**WHAT IS NEEDED**
In the listing below, count the lines with "xlabel" and report only the figure.

**WORKING DATA**
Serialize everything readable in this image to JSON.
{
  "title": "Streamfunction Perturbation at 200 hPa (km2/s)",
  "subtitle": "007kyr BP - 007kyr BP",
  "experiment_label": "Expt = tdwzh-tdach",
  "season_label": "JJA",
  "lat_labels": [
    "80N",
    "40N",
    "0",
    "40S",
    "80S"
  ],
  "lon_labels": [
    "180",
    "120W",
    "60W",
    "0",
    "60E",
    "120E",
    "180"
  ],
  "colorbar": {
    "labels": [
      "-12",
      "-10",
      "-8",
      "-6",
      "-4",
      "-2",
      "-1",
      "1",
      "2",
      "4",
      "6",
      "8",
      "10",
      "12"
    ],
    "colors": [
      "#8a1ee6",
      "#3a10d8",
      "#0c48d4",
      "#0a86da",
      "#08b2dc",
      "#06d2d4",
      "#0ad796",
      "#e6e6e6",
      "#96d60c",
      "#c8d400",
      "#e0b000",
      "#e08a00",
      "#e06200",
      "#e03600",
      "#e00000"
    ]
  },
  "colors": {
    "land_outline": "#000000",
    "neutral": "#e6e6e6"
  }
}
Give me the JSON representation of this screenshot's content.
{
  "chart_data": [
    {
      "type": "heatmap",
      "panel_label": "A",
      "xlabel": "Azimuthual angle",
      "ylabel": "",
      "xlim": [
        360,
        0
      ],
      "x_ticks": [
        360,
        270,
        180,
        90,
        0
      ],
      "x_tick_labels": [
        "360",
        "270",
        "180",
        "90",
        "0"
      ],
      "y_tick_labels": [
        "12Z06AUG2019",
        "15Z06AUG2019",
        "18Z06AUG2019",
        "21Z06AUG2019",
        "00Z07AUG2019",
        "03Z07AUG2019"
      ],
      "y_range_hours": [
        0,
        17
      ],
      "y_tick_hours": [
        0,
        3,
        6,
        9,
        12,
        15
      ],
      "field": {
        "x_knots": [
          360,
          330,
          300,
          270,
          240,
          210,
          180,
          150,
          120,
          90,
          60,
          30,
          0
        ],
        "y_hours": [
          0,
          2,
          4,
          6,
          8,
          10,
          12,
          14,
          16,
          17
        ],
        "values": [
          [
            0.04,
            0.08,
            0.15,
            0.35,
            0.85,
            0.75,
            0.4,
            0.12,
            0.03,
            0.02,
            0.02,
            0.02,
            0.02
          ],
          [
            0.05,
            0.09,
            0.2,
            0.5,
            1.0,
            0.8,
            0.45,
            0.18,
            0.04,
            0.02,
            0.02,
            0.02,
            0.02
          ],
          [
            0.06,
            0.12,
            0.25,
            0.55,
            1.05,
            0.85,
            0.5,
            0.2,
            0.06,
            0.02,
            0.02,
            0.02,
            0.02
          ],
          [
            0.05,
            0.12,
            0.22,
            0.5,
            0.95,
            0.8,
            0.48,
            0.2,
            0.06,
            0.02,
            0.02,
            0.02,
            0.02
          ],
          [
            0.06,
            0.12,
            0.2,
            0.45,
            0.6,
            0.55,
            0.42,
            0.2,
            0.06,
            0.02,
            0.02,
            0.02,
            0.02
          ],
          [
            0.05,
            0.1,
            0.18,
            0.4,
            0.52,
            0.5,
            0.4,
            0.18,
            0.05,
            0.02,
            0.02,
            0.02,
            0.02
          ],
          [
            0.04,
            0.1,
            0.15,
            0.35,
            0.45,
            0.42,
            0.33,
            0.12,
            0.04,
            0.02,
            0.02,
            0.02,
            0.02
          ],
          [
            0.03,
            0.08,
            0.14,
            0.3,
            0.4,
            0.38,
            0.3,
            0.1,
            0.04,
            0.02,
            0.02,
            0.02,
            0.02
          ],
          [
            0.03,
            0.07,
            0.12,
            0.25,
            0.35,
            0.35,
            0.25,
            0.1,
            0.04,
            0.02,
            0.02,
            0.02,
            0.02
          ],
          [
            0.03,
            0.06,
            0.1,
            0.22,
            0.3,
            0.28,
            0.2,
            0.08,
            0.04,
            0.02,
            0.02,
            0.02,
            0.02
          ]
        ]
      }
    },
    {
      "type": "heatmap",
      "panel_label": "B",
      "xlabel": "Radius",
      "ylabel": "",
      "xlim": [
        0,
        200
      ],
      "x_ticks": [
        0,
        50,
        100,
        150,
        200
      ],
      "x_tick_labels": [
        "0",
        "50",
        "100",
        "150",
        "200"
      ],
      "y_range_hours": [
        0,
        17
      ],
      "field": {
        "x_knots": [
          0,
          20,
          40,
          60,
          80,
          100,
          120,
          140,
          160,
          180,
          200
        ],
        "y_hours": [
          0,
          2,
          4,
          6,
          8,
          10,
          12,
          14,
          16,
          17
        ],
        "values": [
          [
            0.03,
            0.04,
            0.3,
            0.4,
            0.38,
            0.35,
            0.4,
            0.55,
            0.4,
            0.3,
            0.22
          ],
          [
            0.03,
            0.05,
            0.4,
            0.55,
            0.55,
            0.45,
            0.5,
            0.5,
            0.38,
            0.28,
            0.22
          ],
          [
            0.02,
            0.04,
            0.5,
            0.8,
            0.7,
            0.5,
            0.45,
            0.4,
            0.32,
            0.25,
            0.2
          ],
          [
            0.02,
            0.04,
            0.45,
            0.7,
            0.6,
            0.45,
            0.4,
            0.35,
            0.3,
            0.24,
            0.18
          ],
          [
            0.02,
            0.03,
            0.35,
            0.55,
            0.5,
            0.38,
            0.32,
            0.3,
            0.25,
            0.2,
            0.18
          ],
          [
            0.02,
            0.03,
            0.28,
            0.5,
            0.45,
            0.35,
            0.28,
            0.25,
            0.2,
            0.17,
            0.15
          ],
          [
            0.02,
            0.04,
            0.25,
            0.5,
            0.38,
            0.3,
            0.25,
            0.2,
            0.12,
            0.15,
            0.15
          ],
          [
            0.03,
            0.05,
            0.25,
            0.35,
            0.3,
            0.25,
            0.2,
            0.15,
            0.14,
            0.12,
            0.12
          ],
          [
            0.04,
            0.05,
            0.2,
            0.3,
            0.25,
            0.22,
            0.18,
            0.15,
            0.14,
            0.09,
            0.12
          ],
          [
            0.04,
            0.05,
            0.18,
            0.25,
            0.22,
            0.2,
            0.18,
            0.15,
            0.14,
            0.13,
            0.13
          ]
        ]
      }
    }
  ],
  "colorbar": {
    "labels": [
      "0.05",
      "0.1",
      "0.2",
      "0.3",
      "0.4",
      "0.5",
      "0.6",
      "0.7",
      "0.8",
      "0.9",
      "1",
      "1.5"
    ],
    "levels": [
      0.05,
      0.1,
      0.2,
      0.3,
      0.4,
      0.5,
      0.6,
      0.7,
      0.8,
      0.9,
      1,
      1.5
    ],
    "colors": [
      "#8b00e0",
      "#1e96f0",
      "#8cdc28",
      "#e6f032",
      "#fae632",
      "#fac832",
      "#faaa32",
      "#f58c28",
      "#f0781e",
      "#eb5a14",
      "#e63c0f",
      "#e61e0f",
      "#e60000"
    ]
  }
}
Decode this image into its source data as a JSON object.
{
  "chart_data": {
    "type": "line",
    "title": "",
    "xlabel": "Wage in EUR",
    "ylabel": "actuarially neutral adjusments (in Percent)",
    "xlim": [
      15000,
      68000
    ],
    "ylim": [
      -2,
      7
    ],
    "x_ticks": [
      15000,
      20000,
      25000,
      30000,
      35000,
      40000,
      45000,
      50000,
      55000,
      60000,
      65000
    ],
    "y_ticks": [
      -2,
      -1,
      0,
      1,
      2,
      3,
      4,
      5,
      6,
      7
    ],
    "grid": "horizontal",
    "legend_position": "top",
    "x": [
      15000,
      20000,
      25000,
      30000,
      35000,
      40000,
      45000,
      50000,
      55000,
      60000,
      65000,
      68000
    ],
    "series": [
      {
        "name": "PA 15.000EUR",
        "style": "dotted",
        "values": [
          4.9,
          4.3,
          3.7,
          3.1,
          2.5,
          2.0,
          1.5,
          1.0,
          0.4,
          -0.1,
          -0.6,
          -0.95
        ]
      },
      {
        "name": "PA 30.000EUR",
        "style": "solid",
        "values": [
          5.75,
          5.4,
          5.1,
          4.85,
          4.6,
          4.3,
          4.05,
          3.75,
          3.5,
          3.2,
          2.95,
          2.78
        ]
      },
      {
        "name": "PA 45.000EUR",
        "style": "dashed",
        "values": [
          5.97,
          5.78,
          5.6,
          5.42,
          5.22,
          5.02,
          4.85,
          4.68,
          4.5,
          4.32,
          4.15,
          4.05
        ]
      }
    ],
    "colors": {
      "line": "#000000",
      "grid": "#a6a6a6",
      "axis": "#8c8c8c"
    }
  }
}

**RESPONSE**
3